WORKING DATA
::::::::
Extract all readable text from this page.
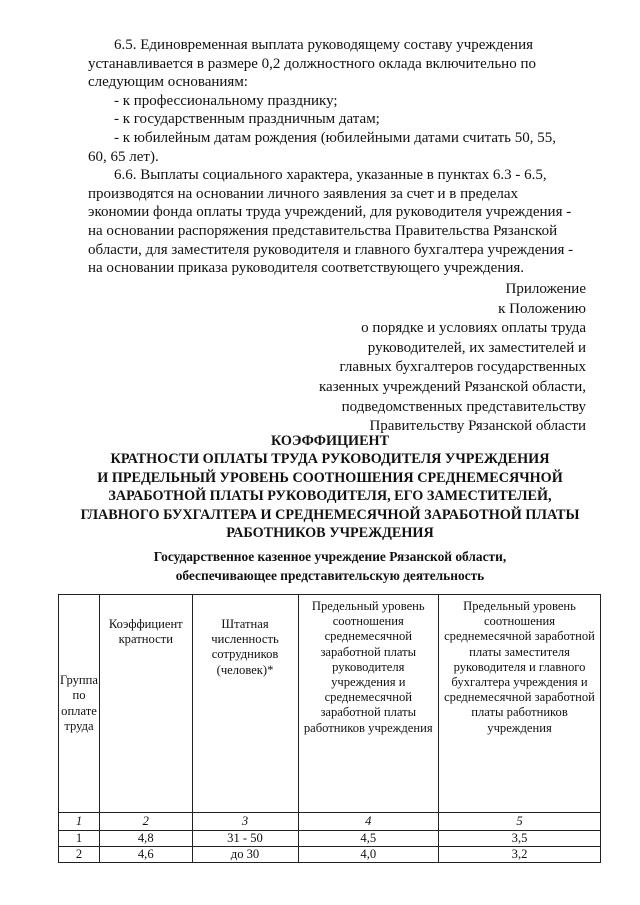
6.5. Единовременная выплата руководящему составу учреждения
устанавливается в размере 0,2 должностного оклада включительно по
следующим основаниям:
- к профессиональному празднику;
- к государственным праздничным датам;
- к юбилейным датам рождения (юбилейными датами считать 50, 55,
60, 65 лет).
6.6. Выплаты социального характера, указанные в пунктах 6.3 - 6.5,
производятся на основании личного заявления за счет и в пределах
экономии фонда оплаты труда учреждений, для руководителя учреждения -
на основании распоряжения представительства Правительства Рязанской
области, для заместителя руководителя и главного бухгалтера учреждения -
на основании приказа руководителя соответствующего учреждения.
Приложение
к Положению
о порядке и условиях оплаты труда
руководителей, их заместителей и
главных бухгалтеров государственных
казенных учреждений Рязанской области,
подведомственных представительству
Правительству Рязанской области
КОЭФФИЦИЕНТ
КРАТНОСТИ ОПЛАТЫ ТРУДА РУКОВОДИТЕЛЯ УЧРЕЖДЕНИЯ
И ПРЕДЕЛЬНЫЙ УРОВЕНЬ СООТНОШЕНИЯ СРЕДНЕМЕСЯЧНОЙ
ЗАРАБОТНОЙ ПЛАТЫ РУКОВОДИТЕЛЯ, ЕГО ЗАМЕСТИТЕЛЕЙ,
ГЛАВНОГО БУХГАЛТЕРА И СРЕДНЕМЕСЯЧНОЙ ЗАРАБОТНОЙ ПЛАТЫ
РАБОТНИКОВ УЧРЕЖДЕНИЯ
Государственное казенное учреждение Рязанской области,
обеспечивающее представительскую деятельность
Группа по оплате труда	Коэффициент кратности	Штатная численность сотрудников (человек)*	Предельный уровень соотношения среднемесячной заработной платы руководителя учреждения и среднемесячной заработной платы работников учреждения	Предельный уровень соотношения среднемесячной заработной платы заместителя руководителя и главного бухгалтера учреждения и среднемесячной заработной платы работников учреждения
1	2	3	4	5
1	4,8	31 - 50	4,5	3,5
2	4,6	до 30	4,0	3,2
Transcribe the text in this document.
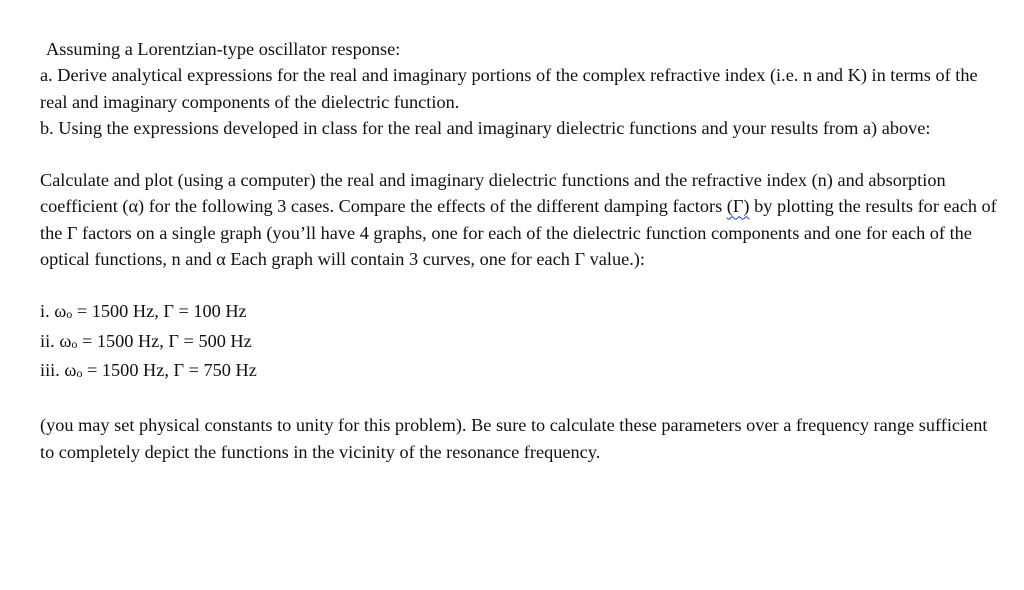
Assuming a Lorentzian-type oscillator response:

a. Derive analytical expressions for the real and imaginary portions of the complex refractive index (i.e. n and K) in terms of the real and imaginary components of the dielectric function.

b. Using the expressions developed in class for the real and imaginary dielectric functions and your results from a) above:

Calculate and plot (using a computer) the real and imaginary dielectric functions and the refractive index (n) and absorption coefficient (α) for the following 3 cases. Compare the effects of the different damping factors (Γ) by plotting the results for each of the Γ factors on a single graph (you’ll have 4 graphs, one for each of the dielectric function components and one for each of the optical functions, n and α Each graph will contain 3 curves, one for each Γ value.):

i. ωo = 1500 Hz, Γ = 100 Hz

ii. ωo = 1500 Hz, Γ = 500 Hz

iii. ωo = 1500 Hz, Γ = 750 Hz

(you may set physical constants to unity for this problem). Be sure to calculate these parameters over a frequency range sufficient to completely depict the functions in the vicinity of the resonance frequency.
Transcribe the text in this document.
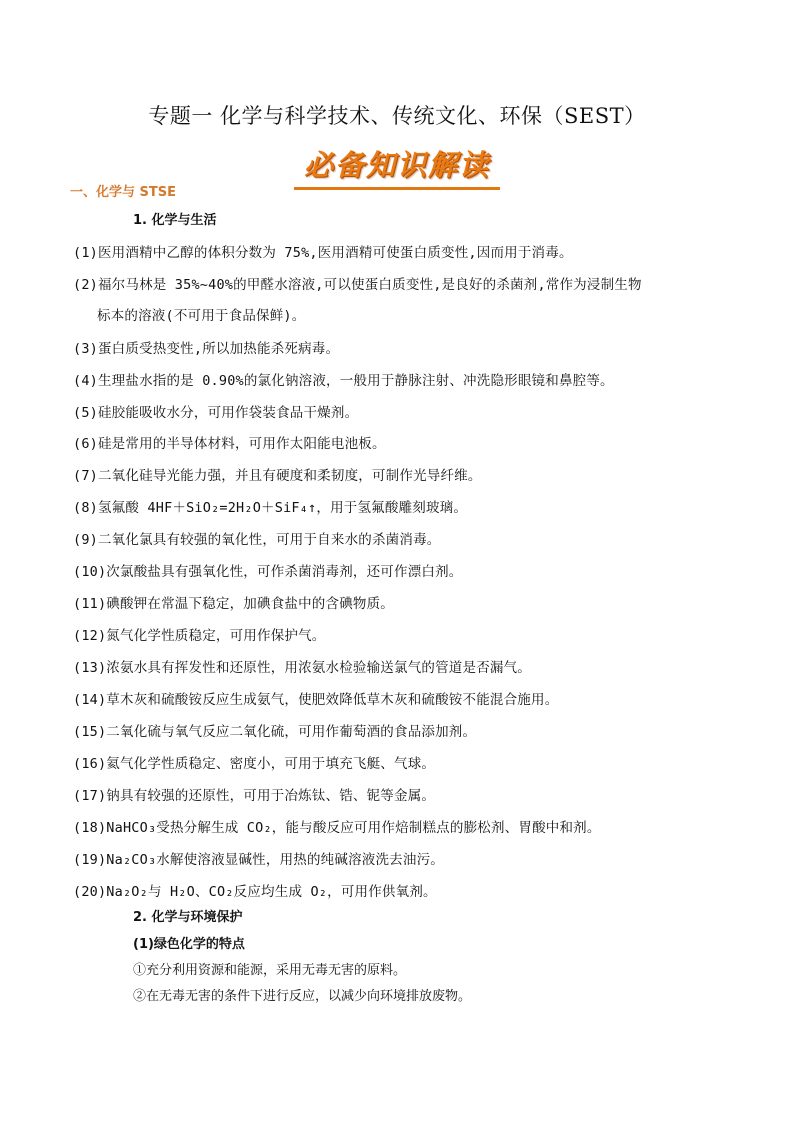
专题一 化学与科学技术、传统文化、环保（SEST）
必备知识解读
一、化学与 STSE
1. 化学与生活
(1)医用酒精中乙醇的体积分数为 75%,医用酒精可使蛋白质变性,因而用于消毒。
(2)福尔马林是 35%~40%的甲醛水溶液,可以使蛋白质变性,是良好的杀菌剂,常作为浸制生物
标本的溶液(不可用于食品保鲜)。
(3)蛋白质受热变性,所以加热能杀死病毒。
(4)生理盐水指的是 0.90%的氯化钠溶液，一般用于静脉注射、冲洗隐形眼镜和鼻腔等。
(5)硅胶能吸收水分，可用作袋装食品干燥剂。
(6)硅是常用的半导体材料，可用作太阳能电池板。
(7)二氧化硅导光能力强，并且有硬度和柔韧度，可制作光导纤维。
(8)氢氟酸 4HF＋SiO₂=2H₂O＋SiF₄↑，用于氢氟酸雕刻玻璃。
(9)二氧化氯具有较强的氧化性，可用于自来水的杀菌消毒。
(10)次氯酸盐具有强氧化性，可作杀菌消毒剂，还可作漂白剂。
(11)碘酸钾在常温下稳定，加碘食盐中的含碘物质。
(12)氮气化学性质稳定，可用作保护气。
(13)浓氨水具有挥发性和还原性，用浓氨水检验输送氯气的管道是否漏气。
(14)草木灰和硫酸铵反应生成氨气，使肥效降低草木灰和硫酸铵不能混合施用。
(15)二氧化硫与氧气反应二氧化硫，可用作葡萄酒的食品添加剂。
(16)氦气化学性质稳定、密度小，可用于填充飞艇、气球。
(17)钠具有较强的还原性，可用于冶炼钛、锆、铌等金属。
(18)NaHCO₃受热分解生成 CO₂，能与酸反应可用作焙制糕点的膨松剂、胃酸中和剂。
(19)Na₂CO₃水解使溶液显碱性，用热的纯碱溶液洗去油污。
(20)Na₂O₂与 H₂O、CO₂反应均生成 O₂，可用作供氧剂。
2. 化学与环境保护
(1)绿色化学的特点
①充分利用资源和能源，采用无毒无害的原料。
②在无毒无害的条件下进行反应，以减少向环境排放废物。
::::::::
TASK REQUIREMENTS
Locate the lines above that hold the word "imaginary". Show every one of them.

EXERCISE ANSWER
a. Derive analytical expressions for the real and imaginary portions of the complex refractive index (i.e. n and K) in terms of the real and imaginary components of the dielectric function.
b. Using the expressions developed in class for the real and imaginary dielectric functions and your results from a) above:
Calculate and plot (using a computer) the real and imaginary dielectric functions and the refractive index (n) and absorption coefficient (α) for the following 3 cases. Compare the effects of the different damping factors (Γ) by plotting the results for each of the Γ factors on a single graph (you’ll have 4 graphs, one for each of the dielectric function components and one for each of the optical functions, n and α Each graph will contain 3 curves, one for each Γ value.):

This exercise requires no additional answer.